- **Petunjuk Tertulis**
Menurut teks tentang pupuk dan ketahanan pangan, apa yang terjadi pada sisa produksi pupuk nasional setelah kebutuhan petani terpenuhi?

- **Teks Bacaan**
=======

Sabtu, 19 Januari 2008

Pupuk Dan Ironi Ketahanan Pangan

Oleh ES Damayanti

Selama tiga tahun terakhir, produksi pupuk nasional dari 12 BUMN tersebut
cukup melimpah. Artinya, pasokan dalam negeri akan aman. Tetapi, kenapa
justru pasokan dalam negeri menjadi tersendat? Cukup menyimpan sejumlah
teka-teki memang. Lantaran, sejak tahun 2002, total produksi pupuk nasional
sebanyak 6,2 juta ton. Sementara, para petani nasional hanya membutuhkan
pasokan sebanyak 4,5 juta ton saja. Sisa dari produksi tersebut diekspor.

Menjadi petani di negeri ini, tak selamanya untung. Buntung? Memang demikian
faktanya. Terlebih, ketika kita mencermati padat- nya isu publik di banyak
media massa tentang langkanya pupuk, dalam sebulan terakhir ini. Khususnya
di Pulau Jawa, para petani mengeluh. Pupuk langka, sementara petani
membutuhkannya. Sungguh ironis memang. Artinya, nasib petani di ujung
tanduk. Sementara, pada sisi yang lain, eksistensi petani begitu dibutuhkan
dan diharapkan sebagai salah satu penyangga kestabilan ekonomi bangsa ini.
Komodifikasi nasib buruk petani, sering kita lihat. Petani acap mengeluh
memang. Mulai dari harga pupuk yang mahal, pupuk yang langka, harga dasar
gabah yang terus melorot dan yang lain. Sisi buruknya adalah, nasib petani
yang kian tidak menentu. Paling tidak, kondisi ini cukup memberikan gangguan
besar pada upaya, dan sebuah mimpi besar bernama: ketahanan pangan. Ketika
pemerintah mencanangkan ketahanan pangan nasional dengan gairah yang luar
biasa, sama sekali tidak disadari adanya begitu banyak batu sandungan di
dalamnya.
Persoalan pupuk di Tanah Air, senantiasa klasik. Pupuk menjadi sebuah
komoditas yang laku jual, manakala menjelang musim panen. Anehnya, justru
pupuk menjadi barang yang langka manakala musim tanam tiba. Ketika musim
tanam tiba, justru petani lebih gelisah. Karena, perolehan uang hasil panen
sebelumnya justru tidak cukup lagi untuk membeli pupuk yang harganya
melonjak, karena begitu langkanya pupuk, dan sulit untuk diperoleh.

=======

- **Data Tercatat**
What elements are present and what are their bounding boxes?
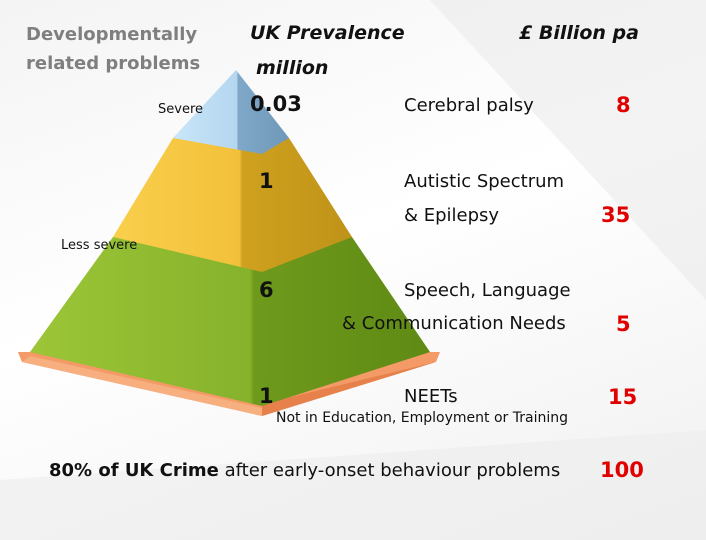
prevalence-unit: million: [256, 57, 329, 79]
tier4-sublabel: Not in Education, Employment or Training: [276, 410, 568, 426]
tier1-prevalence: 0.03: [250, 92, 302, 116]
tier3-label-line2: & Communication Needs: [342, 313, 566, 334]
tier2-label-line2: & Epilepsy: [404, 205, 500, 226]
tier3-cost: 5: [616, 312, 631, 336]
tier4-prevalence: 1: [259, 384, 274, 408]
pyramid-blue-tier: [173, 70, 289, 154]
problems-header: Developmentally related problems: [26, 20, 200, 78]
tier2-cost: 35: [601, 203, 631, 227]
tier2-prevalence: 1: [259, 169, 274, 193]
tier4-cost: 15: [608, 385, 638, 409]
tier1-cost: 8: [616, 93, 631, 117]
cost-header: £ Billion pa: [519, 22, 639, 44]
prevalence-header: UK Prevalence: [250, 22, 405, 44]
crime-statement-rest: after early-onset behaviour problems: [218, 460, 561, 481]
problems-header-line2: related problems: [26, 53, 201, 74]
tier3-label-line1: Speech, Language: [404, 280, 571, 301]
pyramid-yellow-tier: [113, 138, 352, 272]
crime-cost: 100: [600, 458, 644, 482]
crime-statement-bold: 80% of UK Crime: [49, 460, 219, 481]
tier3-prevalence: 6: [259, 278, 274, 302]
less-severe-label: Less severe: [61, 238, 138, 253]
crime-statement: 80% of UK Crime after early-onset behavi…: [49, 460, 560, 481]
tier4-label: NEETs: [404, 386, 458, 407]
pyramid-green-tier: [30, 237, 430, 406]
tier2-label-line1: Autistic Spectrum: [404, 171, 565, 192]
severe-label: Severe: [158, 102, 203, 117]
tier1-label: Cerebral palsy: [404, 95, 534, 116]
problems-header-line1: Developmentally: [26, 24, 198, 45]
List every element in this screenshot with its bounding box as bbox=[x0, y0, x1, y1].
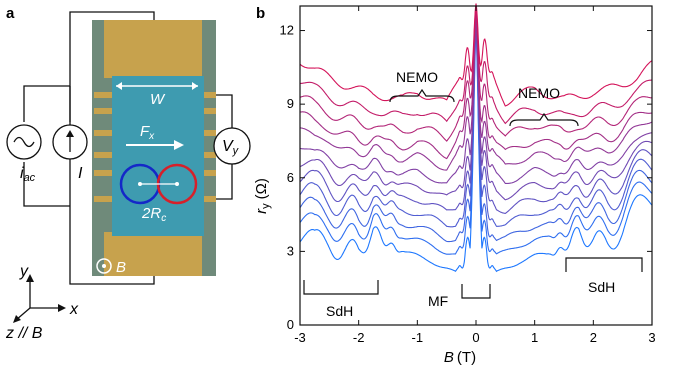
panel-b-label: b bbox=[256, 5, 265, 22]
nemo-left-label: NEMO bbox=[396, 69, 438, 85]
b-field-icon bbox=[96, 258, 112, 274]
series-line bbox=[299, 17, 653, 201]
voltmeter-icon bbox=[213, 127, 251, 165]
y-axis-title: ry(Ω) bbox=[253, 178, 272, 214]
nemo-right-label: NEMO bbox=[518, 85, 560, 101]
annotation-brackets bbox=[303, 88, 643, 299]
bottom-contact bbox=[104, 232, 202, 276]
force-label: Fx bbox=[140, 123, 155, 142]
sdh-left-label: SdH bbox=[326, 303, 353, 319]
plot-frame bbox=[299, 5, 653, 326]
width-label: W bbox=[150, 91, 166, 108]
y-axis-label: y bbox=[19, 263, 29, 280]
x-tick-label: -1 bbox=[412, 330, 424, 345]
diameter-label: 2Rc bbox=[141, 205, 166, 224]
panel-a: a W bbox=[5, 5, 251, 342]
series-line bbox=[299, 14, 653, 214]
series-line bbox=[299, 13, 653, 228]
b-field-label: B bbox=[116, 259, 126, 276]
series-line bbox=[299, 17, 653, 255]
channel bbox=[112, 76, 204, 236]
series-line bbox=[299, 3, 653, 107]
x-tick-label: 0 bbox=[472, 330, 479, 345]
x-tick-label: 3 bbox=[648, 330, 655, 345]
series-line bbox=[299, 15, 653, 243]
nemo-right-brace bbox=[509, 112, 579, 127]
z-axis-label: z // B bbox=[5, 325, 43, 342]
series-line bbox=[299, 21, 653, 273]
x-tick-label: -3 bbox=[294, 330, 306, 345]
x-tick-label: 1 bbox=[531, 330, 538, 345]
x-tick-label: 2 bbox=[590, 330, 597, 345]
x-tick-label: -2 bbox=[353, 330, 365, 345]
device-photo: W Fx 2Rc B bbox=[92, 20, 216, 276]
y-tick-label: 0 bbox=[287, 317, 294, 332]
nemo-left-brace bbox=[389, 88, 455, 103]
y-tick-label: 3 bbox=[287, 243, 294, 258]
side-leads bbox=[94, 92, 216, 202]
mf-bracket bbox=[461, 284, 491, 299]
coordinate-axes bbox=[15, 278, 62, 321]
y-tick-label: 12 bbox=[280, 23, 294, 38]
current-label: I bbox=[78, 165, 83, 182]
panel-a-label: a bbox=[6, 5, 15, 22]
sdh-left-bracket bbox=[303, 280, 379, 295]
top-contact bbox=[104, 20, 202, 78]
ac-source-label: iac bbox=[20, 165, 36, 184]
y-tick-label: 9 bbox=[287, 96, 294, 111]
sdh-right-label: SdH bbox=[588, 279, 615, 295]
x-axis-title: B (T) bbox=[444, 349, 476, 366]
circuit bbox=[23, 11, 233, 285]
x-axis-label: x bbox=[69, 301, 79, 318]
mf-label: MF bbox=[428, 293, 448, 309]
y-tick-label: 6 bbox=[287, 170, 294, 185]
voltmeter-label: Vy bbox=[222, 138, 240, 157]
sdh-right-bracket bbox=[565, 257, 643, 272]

=======

- **Hasil Latihan**
Sisa produksi pupuk nasional diekspor.